## YOUR TASK
Below are some records; give them all again exactly, but not the pictures.

[Figure dataset records]
# # #

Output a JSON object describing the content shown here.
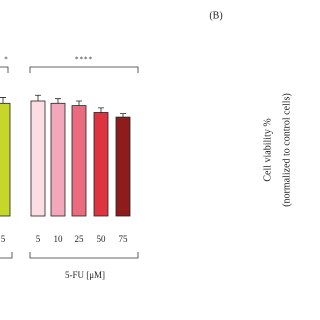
{
  "chart_data": {
    "type": "bar",
    "categories": [
      "5",
      "5",
      "10",
      "25",
      "50",
      "75"
    ],
    "values": [
      98,
      100,
      98,
      96,
      90,
      86
    ],
    "errors": [
      5,
      5,
      4,
      4,
      4,
      3
    ],
    "colors": [
      "#c6d62a",
      "#fbdde3",
      "#f2a7bb",
      "#ea6b7e",
      "#dc3540",
      "#8e1c1c"
    ],
    "ylim": [
      0,
      120
    ],
    "group_label": "5-FU [μM]",
    "significance": [
      "*",
      "****"
    ]
  },
  "panel_b": {
    "label": "(B)",
    "y_label": [
      "Cell viability %",
      "(normalized to control cells)"
    ]
  }
}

# # #

## YOUR SOLUTION
Output a JSON object describing the content shown here.
{
  "chart_data": {
    "type": "bar",
    "categories": [
      "5",
      "5",
      "10",
      "25",
      "50",
      "75"
    ],
    "values": [
      98,
      100,
      98,
      96,
      90,
      86
    ],
    "errors": [
      5,
      5,
      4,
      4,
      4,
      3
    ],
    "colors": [
      "#c6d62a",
      "#fbdde3",
      "#f2a7bb",
      "#ea6b7e",
      "#dc3540",
      "#8e1c1c"
    ],
    "ylim": [
      0,
      120
    ],
    "group_label": "5-FU [μM]",
    "significance": [
      "*",
      "****"
    ]
  },
  "panel_b": {
    "label": "(B)",
    "y_label": [
      "Cell viability %",
      "(normalized to control cells)"
    ]
  }
}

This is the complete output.